Challenge: Filter for the word "System" and keep each matching line.

Records provided:
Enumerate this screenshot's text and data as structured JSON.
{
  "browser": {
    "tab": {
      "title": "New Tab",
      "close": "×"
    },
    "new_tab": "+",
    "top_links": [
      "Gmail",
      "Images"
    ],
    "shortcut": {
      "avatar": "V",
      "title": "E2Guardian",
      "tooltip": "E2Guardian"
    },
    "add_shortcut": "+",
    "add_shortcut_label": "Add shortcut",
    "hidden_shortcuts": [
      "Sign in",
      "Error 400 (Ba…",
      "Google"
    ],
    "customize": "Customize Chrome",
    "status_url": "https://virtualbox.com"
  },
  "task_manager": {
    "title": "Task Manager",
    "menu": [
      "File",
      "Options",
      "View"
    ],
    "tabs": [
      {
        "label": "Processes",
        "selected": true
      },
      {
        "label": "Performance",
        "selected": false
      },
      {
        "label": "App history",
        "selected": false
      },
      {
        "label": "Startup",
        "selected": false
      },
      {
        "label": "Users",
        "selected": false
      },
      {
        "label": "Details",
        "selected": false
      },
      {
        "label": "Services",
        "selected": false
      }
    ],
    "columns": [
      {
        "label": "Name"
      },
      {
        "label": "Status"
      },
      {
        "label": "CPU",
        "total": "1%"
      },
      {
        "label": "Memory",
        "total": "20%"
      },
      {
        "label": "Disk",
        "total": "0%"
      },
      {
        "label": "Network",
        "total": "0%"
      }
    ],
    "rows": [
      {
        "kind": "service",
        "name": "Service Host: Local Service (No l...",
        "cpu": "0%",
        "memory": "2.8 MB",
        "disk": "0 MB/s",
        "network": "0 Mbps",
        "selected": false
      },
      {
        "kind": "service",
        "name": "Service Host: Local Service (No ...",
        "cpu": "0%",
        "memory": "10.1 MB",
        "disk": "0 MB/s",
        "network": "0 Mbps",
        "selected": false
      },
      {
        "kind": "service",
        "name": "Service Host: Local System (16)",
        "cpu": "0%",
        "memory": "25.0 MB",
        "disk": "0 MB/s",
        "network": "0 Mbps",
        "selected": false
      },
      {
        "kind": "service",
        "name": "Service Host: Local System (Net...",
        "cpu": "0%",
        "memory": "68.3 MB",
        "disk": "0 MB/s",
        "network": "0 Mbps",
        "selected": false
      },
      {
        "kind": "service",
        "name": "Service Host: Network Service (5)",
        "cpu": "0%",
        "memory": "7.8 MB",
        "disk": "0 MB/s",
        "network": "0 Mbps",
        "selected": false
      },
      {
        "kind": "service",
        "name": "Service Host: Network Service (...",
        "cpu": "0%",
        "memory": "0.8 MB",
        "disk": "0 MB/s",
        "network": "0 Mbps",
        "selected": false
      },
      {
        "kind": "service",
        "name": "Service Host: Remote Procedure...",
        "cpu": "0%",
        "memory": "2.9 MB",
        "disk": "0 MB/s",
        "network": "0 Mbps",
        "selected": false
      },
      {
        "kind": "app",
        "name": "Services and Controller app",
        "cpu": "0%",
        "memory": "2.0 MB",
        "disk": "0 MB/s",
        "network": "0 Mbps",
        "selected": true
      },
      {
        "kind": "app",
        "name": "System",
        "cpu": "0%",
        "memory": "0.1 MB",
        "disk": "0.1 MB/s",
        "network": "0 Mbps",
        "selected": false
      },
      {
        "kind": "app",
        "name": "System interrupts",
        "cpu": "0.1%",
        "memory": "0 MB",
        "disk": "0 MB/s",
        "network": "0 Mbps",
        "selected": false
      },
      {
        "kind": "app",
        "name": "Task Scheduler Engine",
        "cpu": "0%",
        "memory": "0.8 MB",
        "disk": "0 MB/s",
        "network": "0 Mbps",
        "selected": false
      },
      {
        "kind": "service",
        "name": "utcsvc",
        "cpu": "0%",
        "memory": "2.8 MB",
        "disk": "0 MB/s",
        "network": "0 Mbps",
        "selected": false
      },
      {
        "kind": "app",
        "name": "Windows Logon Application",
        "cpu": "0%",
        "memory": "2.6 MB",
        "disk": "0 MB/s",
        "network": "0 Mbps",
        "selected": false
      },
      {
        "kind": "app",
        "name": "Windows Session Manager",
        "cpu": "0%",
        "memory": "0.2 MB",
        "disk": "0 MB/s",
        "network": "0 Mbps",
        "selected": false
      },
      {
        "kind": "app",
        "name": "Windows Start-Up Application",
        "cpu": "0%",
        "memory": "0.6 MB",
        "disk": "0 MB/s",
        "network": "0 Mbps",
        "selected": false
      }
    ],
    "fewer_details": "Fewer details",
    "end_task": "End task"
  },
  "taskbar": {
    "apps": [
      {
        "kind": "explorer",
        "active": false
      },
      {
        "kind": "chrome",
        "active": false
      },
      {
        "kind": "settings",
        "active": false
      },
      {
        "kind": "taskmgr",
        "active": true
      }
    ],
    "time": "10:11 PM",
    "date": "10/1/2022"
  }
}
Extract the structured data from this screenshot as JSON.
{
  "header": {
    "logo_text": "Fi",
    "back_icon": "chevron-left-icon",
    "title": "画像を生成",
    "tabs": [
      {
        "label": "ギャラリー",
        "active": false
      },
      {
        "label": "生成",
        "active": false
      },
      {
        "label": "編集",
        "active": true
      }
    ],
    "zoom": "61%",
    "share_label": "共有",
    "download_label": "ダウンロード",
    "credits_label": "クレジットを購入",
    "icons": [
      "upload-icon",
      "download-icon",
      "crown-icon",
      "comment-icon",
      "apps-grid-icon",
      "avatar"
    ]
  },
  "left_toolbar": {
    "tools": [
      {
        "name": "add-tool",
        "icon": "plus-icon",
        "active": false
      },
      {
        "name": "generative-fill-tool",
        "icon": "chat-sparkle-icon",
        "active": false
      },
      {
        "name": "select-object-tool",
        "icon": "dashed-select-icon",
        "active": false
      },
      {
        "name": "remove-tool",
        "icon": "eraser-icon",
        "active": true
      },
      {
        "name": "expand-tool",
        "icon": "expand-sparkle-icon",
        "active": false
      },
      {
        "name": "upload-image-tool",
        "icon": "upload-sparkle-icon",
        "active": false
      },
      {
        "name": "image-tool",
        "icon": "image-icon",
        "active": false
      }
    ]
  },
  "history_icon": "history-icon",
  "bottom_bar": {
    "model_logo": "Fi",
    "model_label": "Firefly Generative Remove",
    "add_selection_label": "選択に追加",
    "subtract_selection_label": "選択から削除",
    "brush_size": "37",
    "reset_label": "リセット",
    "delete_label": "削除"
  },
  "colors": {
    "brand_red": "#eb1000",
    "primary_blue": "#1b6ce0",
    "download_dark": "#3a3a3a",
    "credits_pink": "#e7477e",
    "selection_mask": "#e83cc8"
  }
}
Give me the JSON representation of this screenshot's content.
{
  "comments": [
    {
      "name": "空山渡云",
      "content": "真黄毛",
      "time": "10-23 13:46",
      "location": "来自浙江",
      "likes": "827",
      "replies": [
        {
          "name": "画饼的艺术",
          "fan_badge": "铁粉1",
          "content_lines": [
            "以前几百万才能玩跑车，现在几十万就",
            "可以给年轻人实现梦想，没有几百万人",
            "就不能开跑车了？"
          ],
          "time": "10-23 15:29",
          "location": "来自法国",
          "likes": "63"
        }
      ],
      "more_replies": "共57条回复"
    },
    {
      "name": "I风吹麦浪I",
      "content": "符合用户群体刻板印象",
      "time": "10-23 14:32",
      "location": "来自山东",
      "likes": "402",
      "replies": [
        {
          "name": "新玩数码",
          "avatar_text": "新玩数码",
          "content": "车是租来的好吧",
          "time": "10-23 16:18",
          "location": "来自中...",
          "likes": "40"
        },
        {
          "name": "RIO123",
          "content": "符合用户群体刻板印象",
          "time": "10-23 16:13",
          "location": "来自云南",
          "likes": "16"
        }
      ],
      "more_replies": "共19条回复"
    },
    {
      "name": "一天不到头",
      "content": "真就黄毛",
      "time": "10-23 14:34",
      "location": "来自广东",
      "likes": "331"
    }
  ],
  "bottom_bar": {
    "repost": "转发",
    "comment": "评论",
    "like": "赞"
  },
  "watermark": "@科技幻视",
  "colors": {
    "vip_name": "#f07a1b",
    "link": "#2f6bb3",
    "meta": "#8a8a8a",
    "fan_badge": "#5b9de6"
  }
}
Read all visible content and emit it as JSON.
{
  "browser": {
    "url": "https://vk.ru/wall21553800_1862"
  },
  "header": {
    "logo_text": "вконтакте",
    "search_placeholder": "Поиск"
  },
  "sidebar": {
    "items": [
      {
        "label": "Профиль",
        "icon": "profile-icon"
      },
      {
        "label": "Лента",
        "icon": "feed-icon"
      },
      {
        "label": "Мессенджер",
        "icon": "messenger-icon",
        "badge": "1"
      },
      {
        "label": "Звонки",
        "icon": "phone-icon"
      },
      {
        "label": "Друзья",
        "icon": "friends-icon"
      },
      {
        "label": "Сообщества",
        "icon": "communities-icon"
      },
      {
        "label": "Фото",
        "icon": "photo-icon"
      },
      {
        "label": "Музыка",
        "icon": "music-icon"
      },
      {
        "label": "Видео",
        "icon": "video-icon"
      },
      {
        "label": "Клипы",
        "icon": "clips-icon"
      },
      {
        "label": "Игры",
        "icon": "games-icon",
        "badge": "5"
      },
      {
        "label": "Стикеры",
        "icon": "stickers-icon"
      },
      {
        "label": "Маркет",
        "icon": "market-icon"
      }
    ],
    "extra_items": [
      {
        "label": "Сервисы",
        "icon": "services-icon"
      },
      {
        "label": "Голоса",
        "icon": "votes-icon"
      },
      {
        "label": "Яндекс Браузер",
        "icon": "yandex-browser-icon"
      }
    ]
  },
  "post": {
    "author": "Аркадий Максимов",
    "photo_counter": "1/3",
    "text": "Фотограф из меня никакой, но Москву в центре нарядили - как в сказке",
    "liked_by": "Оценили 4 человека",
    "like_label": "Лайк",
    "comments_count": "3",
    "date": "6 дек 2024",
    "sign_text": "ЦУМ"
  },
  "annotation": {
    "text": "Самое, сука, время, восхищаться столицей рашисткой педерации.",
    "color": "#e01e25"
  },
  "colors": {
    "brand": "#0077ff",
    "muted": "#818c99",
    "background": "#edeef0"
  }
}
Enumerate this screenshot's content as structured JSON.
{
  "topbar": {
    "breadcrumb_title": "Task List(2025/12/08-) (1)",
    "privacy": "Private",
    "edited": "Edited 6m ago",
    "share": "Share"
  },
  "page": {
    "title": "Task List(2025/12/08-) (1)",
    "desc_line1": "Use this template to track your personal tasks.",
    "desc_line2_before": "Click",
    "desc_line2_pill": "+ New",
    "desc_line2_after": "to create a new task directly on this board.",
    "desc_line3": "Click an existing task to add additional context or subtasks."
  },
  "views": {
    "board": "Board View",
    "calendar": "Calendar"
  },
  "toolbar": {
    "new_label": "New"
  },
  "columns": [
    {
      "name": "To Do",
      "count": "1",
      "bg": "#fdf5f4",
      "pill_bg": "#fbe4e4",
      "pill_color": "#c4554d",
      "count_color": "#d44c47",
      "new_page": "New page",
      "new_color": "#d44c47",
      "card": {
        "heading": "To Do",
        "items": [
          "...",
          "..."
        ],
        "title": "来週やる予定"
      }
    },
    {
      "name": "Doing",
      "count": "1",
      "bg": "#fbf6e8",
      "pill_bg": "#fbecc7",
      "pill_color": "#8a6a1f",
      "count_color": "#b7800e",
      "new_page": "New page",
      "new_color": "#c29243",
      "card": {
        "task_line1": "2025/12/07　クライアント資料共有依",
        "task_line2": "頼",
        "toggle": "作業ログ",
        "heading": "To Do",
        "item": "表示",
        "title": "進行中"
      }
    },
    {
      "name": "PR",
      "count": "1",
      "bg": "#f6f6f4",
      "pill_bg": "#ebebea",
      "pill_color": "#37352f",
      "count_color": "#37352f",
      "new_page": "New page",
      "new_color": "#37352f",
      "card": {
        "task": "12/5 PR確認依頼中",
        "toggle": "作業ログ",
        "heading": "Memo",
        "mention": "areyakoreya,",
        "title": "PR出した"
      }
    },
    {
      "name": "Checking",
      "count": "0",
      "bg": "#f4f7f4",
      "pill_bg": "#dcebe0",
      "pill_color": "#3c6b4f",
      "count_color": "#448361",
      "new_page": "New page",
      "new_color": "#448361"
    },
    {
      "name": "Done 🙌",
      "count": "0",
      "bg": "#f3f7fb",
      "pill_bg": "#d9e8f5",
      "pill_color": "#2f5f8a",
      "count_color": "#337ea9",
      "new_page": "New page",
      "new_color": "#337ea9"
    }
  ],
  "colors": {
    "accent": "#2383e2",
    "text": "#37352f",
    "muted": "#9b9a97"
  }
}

Output for this exercise:
        "name": "Service Host: Local System (16)",
        "name": "Service Host: Local System (Net...",
        "name": "System",
        "name": "System interrupts",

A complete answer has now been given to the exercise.